◆ EXERCISE DESCRIPTION
Could you print every record below exactly as it appears?

---- SUPPLIED MATERIAL

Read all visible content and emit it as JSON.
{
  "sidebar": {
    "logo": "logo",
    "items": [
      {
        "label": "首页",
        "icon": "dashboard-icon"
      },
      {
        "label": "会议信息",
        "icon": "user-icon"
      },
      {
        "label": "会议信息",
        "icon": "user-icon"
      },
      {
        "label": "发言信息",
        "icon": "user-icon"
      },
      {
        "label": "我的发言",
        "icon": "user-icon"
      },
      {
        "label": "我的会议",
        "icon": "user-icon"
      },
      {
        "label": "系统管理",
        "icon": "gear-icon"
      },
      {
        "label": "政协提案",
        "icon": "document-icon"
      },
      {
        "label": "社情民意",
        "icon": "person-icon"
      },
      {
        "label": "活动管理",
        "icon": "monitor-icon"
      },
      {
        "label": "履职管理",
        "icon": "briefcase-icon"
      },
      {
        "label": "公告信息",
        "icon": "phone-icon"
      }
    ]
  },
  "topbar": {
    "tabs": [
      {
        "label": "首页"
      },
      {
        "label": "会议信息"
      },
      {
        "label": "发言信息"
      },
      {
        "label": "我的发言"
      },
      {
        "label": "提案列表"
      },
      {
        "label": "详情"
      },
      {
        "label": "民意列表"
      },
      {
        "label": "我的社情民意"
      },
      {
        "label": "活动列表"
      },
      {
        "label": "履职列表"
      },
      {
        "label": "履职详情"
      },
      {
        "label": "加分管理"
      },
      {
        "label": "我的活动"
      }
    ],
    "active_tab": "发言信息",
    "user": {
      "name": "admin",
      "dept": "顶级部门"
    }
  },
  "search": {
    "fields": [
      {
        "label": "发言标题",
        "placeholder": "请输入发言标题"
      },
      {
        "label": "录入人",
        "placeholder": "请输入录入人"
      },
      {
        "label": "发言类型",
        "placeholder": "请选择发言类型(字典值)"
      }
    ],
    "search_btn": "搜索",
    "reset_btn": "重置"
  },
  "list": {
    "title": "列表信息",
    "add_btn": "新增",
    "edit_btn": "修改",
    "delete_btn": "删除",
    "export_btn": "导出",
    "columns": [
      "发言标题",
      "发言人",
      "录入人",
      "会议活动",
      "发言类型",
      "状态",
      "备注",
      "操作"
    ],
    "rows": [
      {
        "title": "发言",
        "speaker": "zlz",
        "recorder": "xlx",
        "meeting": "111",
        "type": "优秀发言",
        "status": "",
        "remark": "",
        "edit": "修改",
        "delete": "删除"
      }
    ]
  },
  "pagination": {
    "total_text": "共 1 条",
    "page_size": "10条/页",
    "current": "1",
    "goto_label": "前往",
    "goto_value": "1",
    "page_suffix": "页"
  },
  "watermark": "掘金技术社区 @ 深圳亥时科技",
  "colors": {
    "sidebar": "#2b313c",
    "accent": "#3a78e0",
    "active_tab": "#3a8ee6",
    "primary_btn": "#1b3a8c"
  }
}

--------

◆ SOLUTION TO THIS EXERCISE
Read all visible content and emit it as JSON.
{
  "sidebar": {
    "logo": "logo",
    "items": [
      {
        "label": "首页",
        "icon": "dashboard-icon"
      },
      {
        "label": "会议信息",
        "icon": "user-icon"
      },
      {
        "label": "会议信息",
        "icon": "user-icon"
      },
      {
        "label": "发言信息",
        "icon": "user-icon"
      },
      {
        "label": "我的发言",
        "icon": "user-icon"
      },
      {
        "label": "我的会议",
        "icon": "user-icon"
      },
      {
        "label": "系统管理",
        "icon": "gear-icon"
      },
      {
        "label": "政协提案",
        "icon": "document-icon"
      },
      {
        "label": "社情民意",
        "icon": "person-icon"
      },
      {
        "label": "活动管理",
        "icon": "monitor-icon"
      },
      {
        "label": "履职管理",
        "icon": "briefcase-icon"
      },
      {
        "label": "公告信息",
        "icon": "phone-icon"
      }
    ]
  },
  "topbar": {
    "tabs": [
      {
        "label": "首页"
      },
      {
        "label": "会议信息"
      },
      {
        "label": "发言信息"
      },
      {
        "label": "我的发言"
      },
      {
        "label": "提案列表"
      },
      {
        "label": "详情"
      },
      {
        "label": "民意列表"
      },
      {
        "label": "我的社情民意"
      },
      {
        "label": "活动列表"
      },
      {
        "label": "履职列表"
      },
      {
        "label": "履职详情"
      },
      {
        "label": "加分管理"
      },
      {
        "label": "我的活动"
      }
    ],
    "active_tab": "发言信息",
    "user": {
      "name": "admin",
      "dept": "顶级部门"
    }
  },
  "search": {
    "fields": [
      {
        "label": "发言标题",
        "placeholder": "请输入发言标题"
      },
      {
        "label": "录入人",
        "placeholder": "请输入录入人"
      },
      {
        "label": "发言类型",
        "placeholder": "请选择发言类型(字典值)"
      }
    ],
    "search_btn": "搜索",
    "reset_btn": "重置"
  },
  "list": {
    "title": "列表信息",
    "add_btn": "新增",
    "edit_btn": "修改",
    "delete_btn": "删除",
    "export_btn": "导出",
    "columns": [
      "发言标题",
      "发言人",
      "录入人",
      "会议活动",
      "发言类型",
      "状态",
      "备注",
      "操作"
    ],
    "rows": [
      {
        "title": "发言",
        "speaker": "zlz",
        "recorder": "xlx",
        "meeting": "111",
        "type": "优秀发言",
        "status": "",
        "remark": "",
        "edit": "修改",
        "delete": "删除"
      }
    ]
  },
  "pagination": {
    "total_text": "共 1 条",
    "page_size": "10条/页",
    "current": "1",
    "goto_label": "前往",
    "goto_value": "1",
    "page_suffix": "页"
  },
  "watermark": "掘金技术社区 @ 深圳亥时科技",
  "colors": {
    "sidebar": "#2b313c",
    "accent": "#3a78e0",
    "active_tab": "#3a8ee6",
    "primary_btn": "#1b3a8c"
  }
}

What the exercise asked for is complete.